Records for the exercise:
-=-=-=-=-

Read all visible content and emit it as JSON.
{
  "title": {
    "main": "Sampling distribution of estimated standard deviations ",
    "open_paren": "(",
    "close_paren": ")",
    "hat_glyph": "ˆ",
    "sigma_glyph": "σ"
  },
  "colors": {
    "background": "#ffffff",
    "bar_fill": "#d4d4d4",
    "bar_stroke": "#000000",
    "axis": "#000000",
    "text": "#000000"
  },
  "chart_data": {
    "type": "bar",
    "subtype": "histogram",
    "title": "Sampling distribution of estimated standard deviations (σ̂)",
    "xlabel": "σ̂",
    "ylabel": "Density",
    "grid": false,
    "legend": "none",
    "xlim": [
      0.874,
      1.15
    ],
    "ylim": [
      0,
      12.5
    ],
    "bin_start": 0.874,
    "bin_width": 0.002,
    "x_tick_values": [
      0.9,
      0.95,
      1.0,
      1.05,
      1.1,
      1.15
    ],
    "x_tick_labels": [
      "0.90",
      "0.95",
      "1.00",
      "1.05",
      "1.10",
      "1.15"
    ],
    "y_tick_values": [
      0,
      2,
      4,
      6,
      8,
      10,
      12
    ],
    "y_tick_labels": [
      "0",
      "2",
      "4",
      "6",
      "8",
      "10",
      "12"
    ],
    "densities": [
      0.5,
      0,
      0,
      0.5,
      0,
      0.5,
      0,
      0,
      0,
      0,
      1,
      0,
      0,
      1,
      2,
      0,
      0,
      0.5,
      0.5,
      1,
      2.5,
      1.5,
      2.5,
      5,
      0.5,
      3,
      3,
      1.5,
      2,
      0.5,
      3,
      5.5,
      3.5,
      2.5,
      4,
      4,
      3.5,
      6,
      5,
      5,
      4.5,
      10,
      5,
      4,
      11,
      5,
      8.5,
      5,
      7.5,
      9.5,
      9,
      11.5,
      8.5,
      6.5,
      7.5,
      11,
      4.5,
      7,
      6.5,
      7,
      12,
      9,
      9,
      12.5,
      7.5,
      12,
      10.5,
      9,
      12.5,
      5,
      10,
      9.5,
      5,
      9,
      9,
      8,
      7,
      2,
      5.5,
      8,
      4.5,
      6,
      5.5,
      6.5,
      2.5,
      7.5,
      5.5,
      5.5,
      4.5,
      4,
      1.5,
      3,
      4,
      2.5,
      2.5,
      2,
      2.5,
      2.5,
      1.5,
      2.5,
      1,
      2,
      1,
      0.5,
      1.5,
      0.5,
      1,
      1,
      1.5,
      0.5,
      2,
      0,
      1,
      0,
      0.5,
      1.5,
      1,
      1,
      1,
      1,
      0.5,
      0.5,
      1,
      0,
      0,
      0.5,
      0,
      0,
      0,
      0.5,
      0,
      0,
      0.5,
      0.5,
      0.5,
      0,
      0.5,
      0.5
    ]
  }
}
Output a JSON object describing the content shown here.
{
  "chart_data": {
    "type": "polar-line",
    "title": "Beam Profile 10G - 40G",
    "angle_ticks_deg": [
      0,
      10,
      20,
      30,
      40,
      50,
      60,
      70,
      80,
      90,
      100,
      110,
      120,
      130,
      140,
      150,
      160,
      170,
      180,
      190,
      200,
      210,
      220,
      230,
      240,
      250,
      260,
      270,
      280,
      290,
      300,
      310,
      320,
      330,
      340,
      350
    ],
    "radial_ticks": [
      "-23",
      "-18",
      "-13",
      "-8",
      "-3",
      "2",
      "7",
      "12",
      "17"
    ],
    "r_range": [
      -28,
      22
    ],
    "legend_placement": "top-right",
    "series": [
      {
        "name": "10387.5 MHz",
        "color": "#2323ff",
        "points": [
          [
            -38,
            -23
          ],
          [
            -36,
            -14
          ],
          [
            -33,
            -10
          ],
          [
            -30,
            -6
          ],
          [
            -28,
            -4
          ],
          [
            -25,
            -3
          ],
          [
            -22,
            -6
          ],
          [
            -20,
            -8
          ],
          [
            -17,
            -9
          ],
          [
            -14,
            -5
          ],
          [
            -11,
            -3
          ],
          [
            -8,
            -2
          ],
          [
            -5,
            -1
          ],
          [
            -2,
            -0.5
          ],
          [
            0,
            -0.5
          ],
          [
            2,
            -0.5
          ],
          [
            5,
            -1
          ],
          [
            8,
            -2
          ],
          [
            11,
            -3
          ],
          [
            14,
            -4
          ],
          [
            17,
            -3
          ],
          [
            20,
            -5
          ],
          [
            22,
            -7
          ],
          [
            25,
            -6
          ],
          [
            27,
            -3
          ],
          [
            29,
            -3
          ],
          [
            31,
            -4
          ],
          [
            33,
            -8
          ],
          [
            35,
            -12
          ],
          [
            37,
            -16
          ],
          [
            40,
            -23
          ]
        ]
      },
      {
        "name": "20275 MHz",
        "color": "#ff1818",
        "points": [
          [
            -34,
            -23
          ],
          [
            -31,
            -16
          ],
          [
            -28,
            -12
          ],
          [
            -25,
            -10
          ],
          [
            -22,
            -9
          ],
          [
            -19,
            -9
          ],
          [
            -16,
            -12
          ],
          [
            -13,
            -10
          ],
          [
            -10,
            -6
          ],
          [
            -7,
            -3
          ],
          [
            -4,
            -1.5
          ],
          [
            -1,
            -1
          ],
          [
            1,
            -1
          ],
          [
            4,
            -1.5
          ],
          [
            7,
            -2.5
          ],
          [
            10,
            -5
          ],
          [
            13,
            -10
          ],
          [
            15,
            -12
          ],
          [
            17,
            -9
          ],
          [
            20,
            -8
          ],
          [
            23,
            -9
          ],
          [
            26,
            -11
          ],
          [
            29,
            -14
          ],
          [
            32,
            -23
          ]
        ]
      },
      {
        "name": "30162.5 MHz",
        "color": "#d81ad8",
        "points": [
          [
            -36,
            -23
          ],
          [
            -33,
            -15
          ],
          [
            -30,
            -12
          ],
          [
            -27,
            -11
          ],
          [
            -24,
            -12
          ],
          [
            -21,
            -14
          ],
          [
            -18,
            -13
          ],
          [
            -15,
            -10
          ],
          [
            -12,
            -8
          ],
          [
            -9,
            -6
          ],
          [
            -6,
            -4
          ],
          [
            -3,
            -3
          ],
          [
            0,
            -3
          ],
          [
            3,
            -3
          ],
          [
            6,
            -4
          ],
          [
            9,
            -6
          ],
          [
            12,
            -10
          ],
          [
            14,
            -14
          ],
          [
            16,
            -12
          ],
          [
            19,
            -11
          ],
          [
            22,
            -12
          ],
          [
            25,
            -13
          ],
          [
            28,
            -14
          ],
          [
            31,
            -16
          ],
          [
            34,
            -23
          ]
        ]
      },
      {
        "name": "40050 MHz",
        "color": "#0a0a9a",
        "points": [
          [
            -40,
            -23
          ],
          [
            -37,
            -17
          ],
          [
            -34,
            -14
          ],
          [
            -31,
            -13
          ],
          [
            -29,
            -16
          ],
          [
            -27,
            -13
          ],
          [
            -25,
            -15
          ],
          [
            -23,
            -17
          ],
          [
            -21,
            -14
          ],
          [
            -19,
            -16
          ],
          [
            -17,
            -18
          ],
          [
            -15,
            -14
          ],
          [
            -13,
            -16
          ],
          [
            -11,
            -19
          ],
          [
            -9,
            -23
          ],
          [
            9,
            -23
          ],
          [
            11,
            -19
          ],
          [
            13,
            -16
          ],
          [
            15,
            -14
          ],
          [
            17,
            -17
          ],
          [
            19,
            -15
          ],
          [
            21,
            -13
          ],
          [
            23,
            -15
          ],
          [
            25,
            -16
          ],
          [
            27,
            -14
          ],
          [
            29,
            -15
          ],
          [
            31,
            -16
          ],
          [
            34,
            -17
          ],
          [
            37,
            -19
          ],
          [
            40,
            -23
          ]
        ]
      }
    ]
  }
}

-=-=-=-=-

Given exercise: What do the records say? Quote them all exactly.

The response:
Read all visible content and emit it as JSON.
{
  "title": {
    "main": "Sampling distribution of estimated standard deviations ",
    "open_paren": "(",
    "close_paren": ")",
    "hat_glyph": "ˆ",
    "sigma_glyph": "σ"
  },
  "colors": {
    "background": "#ffffff",
    "bar_fill": "#d4d4d4",
    "bar_stroke": "#000000",
    "axis": "#000000",
    "text": "#000000"
  },
  "chart_data": {
    "type": "bar",
    "subtype": "histogram",
    "title": "Sampling distribution of estimated standard deviations (σ̂)",
    "xlabel": "σ̂",
    "ylabel": "Density",
    "grid": false,
    "legend": "none",
    "xlim": [
      0.874,
      1.15
    ],
    "ylim": [
      0,
      12.5
    ],
    "bin_start": 0.874,
    "bin_width": 0.002,
    "x_tick_values": [
      0.9,
      0.95,
      1.0,
      1.05,
      1.1,
      1.15
    ],
    "x_tick_labels": [
      "0.90",
      "0.95",
      "1.00",
      "1.05",
      "1.10",
      "1.15"
    ],
    "y_tick_values": [
      0,
      2,
      4,
      6,
      8,
      10,
      12
    ],
    "y_tick_labels": [
      "0",
      "2",
      "4",
      "6",
      "8",
      "10",
      "12"
    ],
    "densities": [
      0.5,
      0,
      0,
      0.5,
      0,
      0.5,
      0,
      0,
      0,
      0,
      1,
      0,
      0,
      1,
      2,
      0,
      0,
      0.5,
      0.5,
      1,
      2.5,
      1.5,
      2.5,
      5,
      0.5,
      3,
      3,
      1.5,
      2,
      0.5,
      3,
      5.5,
      3.5,
      2.5,
      4,
      4,
      3.5,
      6,
      5,
      5,
      4.5,
      10,
      5,
      4,
      11,
      5,
      8.5,
      5,
      7.5,
      9.5,
      9,
      11.5,
      8.5,
      6.5,
      7.5,
      11,
      4.5,
      7,
      6.5,
      7,
      12,
      9,
      9,
      12.5,
      7.5,
      12,
      10.5,
      9,
      12.5,
      5,
      10,
      9.5,
      5,
      9,
      9,
      8,
      7,
      2,
      5.5,
      8,
      4.5,
      6,
      5.5,
      6.5,
      2.5,
      7.5,
      5.5,
      5.5,
      4.5,
      4,
      1.5,
      3,
      4,
      2.5,
      2.5,
      2,
      2.5,
      2.5,
      1.5,
      2.5,
      1,
      2,
      1,
      0.5,
      1.5,
      0.5,
      1,
      1,
      1.5,
      0.5,
      2,
      0,
      1,
      0,
      0.5,
      1.5,
      1,
      1,
      1,
      1,
      0.5,
      0.5,
      1,
      0,
      0,
      0.5,
      0,
      0,
      0,
      0.5,
      0,
      0,
      0.5,
      0.5,
      0.5,
      0,
      0.5,
      0.5
    ]
  }
}
Output a JSON object describing the content shown here.
{
  "chart_data": {
    "type": "polar-line",
    "title": "Beam Profile 10G - 40G",
    "angle_ticks_deg": [
      0,
      10,
      20,
      30,
      40,
      50,
      60,
      70,
      80,
      90,
      100,
      110,
      120,
      130,
      140,
      150,
      160,
      170,
      180,
      190,
      200,
      210,
      220,
      230,
      240,
      250,
      260,
      270,
      280,
      290,
      300,
      310,
      320,
      330,
      340,
      350
    ],
    "radial_ticks": [
      "-23",
      "-18",
      "-13",
      "-8",
      "-3",
      "2",
      "7",
      "12",
      "17"
    ],
    "r_range": [
      -28,
      22
    ],
    "legend_placement": "top-right",
    "series": [
      {
        "name": "10387.5 MHz",
        "color": "#2323ff",
        "points": [
          [
            -38,
            -23
          ],
          [
            -36,
            -14
          ],
          [
            -33,
            -10
          ],
          [
            -30,
            -6
          ],
          [
            -28,
            -4
          ],
          [
            -25,
            -3
          ],
          [
            -22,
            -6
          ],
          [
            -20,
            -8
          ],
          [
            -17,
            -9
          ],
          [
            -14,
            -5
          ],
          [
            -11,
            -3
          ],
          [
            -8,
            -2
          ],
          [
            -5,
            -1
          ],
          [
            -2,
            -0.5
          ],
          [
            0,
            -0.5
          ],
          [
            2,
            -0.5
          ],
          [
            5,
            -1
          ],
          [
            8,
            -2
          ],
          [
            11,
            -3
          ],
          [
            14,
            -4
          ],
          [
            17,
            -3
          ],
          [
            20,
            -5
          ],
          [
            22,
            -7
          ],
          [
            25,
            -6
          ],
          [
            27,
            -3
          ],
          [
            29,
            -3
          ],
          [
            31,
            -4
          ],
          [
            33,
            -8
          ],
          [
            35,
            -12
          ],
          [
            37,
            -16
          ],
          [
            40,
            -23
          ]
        ]
      },
      {
        "name": "20275 MHz",
        "color": "#ff1818",
        "points": [
          [
            -34,
            -23
          ],
          [
            -31,
            -16
          ],
          [
            -28,
            -12
          ],
          [
            -25,
            -10
          ],
          [
            -22,
            -9
          ],
          [
            -19,
            -9
          ],
          [
            -16,
            -12
          ],
          [
            -13,
            -10
          ],
          [
            -10,
            -6
          ],
          [
            -7,
            -3
          ],
          [
            -4,
            -1.5
          ],
          [
            -1,
            -1
          ],
          [
            1,
            -1
          ],
          [
            4,
            -1.5
          ],
          [
            7,
            -2.5
          ],
          [
            10,
            -5
          ],
          [
            13,
            -10
          ],
          [
            15,
            -12
          ],
          [
            17,
            -9
          ],
          [
            20,
            -8
          ],
          [
            23,
            -9
          ],
          [
            26,
            -11
          ],
          [
            29,
            -14
          ],
          [
            32,
            -23
          ]
        ]
      },
      {
        "name": "30162.5 MHz",
        "color": "#d81ad8",
        "points": [
          [
            -36,
            -23
          ],
          [
            -33,
            -15
          ],
          [
            -30,
            -12
          ],
          [
            -27,
            -11
          ],
          [
            -24,
            -12
          ],
          [
            -21,
            -14
          ],
          [
            -18,
            -13
          ],
          [
            -15,
            -10
          ],
          [
            -12,
            -8
          ],
          [
            -9,
            -6
          ],
          [
            -6,
            -4
          ],
          [
            -3,
            -3
          ],
          [
            0,
            -3
          ],
          [
            3,
            -3
          ],
          [
            6,
            -4
          ],
          [
            9,
            -6
          ],
          [
            12,
            -10
          ],
          [
            14,
            -14
          ],
          [
            16,
            -12
          ],
          [
            19,
            -11
          ],
          [
            22,
            -12
          ],
          [
            25,
            -13
          ],
          [
            28,
            -14
          ],
          [
            31,
            -16
          ],
          [
            34,
            -23
          ]
        ]
      },
      {
        "name": "40050 MHz",
        "color": "#0a0a9a",
        "points": [
          [
            -40,
            -23
          ],
          [
            -37,
            -17
          ],
          [
            -34,
            -14
          ],
          [
            -31,
            -13
          ],
          [
            -29,
            -16
          ],
          [
            -27,
            -13
          ],
          [
            -25,
            -15
          ],
          [
            -23,
            -17
          ],
          [
            -21,
            -14
          ],
          [
            -19,
            -16
          ],
          [
            -17,
            -18
          ],
          [
            -15,
            -14
          ],
          [
            -13,
            -16
          ],
          [
            -11,
            -19
          ],
          [
            -9,
            -23
          ],
          [
            9,
            -23
          ],
          [
            11,
            -19
          ],
          [
            13,
            -16
          ],
          [
            15,
            -14
          ],
          [
            17,
            -17
          ],
          [
            19,
            -15
          ],
          [
            21,
            -13
          ],
          [
            23,
            -15
          ],
          [
            25,
            -16
          ],
          [
            27,
            -14
          ],
          [
            29,
            -15
          ],
          [
            31,
            -16
          ],
          [
            34,
            -17
          ],
          [
            37,
            -19
          ],
          [
            40,
            -23
          ]
        ]
      }
    ]
  }
}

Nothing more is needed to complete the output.